- _Stored data_:
☆ ☆ ☆ ☆ ☆

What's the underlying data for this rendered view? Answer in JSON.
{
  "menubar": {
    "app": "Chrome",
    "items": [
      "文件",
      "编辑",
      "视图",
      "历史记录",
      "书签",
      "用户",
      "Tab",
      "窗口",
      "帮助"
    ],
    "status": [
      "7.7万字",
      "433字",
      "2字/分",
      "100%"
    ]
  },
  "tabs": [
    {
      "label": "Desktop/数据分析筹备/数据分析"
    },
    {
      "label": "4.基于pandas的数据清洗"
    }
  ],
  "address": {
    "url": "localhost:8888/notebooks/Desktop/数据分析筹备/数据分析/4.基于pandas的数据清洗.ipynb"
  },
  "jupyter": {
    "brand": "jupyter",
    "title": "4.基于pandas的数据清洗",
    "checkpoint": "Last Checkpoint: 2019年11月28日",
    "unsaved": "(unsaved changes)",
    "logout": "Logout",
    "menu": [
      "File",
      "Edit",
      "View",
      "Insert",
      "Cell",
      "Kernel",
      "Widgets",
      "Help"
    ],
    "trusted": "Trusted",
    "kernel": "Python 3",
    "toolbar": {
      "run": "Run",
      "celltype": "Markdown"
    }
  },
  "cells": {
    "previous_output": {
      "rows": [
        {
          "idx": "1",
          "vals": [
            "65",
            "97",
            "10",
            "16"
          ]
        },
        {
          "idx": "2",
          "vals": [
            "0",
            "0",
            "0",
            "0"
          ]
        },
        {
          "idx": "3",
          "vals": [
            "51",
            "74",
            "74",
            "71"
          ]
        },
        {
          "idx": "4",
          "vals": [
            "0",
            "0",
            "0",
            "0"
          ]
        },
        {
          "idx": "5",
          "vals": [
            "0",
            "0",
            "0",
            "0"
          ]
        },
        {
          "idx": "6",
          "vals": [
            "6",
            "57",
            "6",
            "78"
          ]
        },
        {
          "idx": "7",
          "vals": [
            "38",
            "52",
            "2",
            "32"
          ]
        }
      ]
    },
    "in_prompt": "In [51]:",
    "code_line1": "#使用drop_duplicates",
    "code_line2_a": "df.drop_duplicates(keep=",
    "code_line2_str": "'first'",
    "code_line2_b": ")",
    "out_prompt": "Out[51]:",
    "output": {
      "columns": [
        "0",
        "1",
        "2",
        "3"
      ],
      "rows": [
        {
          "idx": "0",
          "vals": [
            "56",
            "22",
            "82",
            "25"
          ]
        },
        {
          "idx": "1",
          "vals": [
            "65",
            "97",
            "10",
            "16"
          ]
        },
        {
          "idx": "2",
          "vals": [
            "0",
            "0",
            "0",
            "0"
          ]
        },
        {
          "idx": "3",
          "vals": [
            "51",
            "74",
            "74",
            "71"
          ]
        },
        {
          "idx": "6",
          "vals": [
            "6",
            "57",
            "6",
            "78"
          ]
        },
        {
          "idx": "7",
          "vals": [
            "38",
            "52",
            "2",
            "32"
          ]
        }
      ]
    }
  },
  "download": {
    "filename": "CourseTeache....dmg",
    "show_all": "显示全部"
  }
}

☆ ☆ ☆ ☆ ☆

- _THE EXERCISE_: Would you reproduce the material above in full, exactly as given?

- _EXERCISE SOLUTION_:
What's the underlying data for this rendered view? Answer in JSON.
{
  "menubar": {
    "app": "Chrome",
    "items": [
      "文件",
      "编辑",
      "视图",
      "历史记录",
      "书签",
      "用户",
      "Tab",
      "窗口",
      "帮助"
    ],
    "status": [
      "7.7万字",
      "433字",
      "2字/分",
      "100%"
    ]
  },
  "tabs": [
    {
      "label": "Desktop/数据分析筹备/数据分析"
    },
    {
      "label": "4.基于pandas的数据清洗"
    }
  ],
  "address": {
    "url": "localhost:8888/notebooks/Desktop/数据分析筹备/数据分析/4.基于pandas的数据清洗.ipynb"
  },
  "jupyter": {
    "brand": "jupyter",
    "title": "4.基于pandas的数据清洗",
    "checkpoint": "Last Checkpoint: 2019年11月28日",
    "unsaved": "(unsaved changes)",
    "logout": "Logout",
    "menu": [
      "File",
      "Edit",
      "View",
      "Insert",
      "Cell",
      "Kernel",
      "Widgets",
      "Help"
    ],
    "trusted": "Trusted",
    "kernel": "Python 3",
    "toolbar": {
      "run": "Run",
      "celltype": "Markdown"
    }
  },
  "cells": {
    "previous_output": {
      "rows": [
        {
          "idx": "1",
          "vals": [
            "65",
            "97",
            "10",
            "16"
          ]
        },
        {
          "idx": "2",
          "vals": [
            "0",
            "0",
            "0",
            "0"
          ]
        },
        {
          "idx": "3",
          "vals": [
            "51",
            "74",
            "74",
            "71"
          ]
        },
        {
          "idx": "4",
          "vals": [
            "0",
            "0",
            "0",
            "0"
          ]
        },
        {
          "idx": "5",
          "vals": [
            "0",
            "0",
            "0",
            "0"
          ]
        },
        {
          "idx": "6",
          "vals": [
            "6",
            "57",
            "6",
            "78"
          ]
        },
        {
          "idx": "7",
          "vals": [
            "38",
            "52",
            "2",
            "32"
          ]
        }
      ]
    },
    "in_prompt": "In [51]:",
    "code_line1": "#使用drop_duplicates",
    "code_line2_a": "df.drop_duplicates(keep=",
    "code_line2_str": "'first'",
    "code_line2_b": ")",
    "out_prompt": "Out[51]:",
    "output": {
      "columns": [
        "0",
        "1",
        "2",
        "3"
      ],
      "rows": [
        {
          "idx": "0",
          "vals": [
            "56",
            "22",
            "82",
            "25"
          ]
        },
        {
          "idx": "1",
          "vals": [
            "65",
            "97",
            "10",
            "16"
          ]
        },
        {
          "idx": "2",
          "vals": [
            "0",
            "0",
            "0",
            "0"
          ]
        },
        {
          "idx": "3",
          "vals": [
            "51",
            "74",
            "74",
            "71"
          ]
        },
        {
          "idx": "6",
          "vals": [
            "6",
            "57",
            "6",
            "78"
          ]
        },
        {
          "idx": "7",
          "vals": [
            "38",
            "52",
            "2",
            "32"
          ]
        }
      ]
    }
  },
  "download": {
    "filename": "CourseTeache....dmg",
    "show_all": "显示全部"
  }
}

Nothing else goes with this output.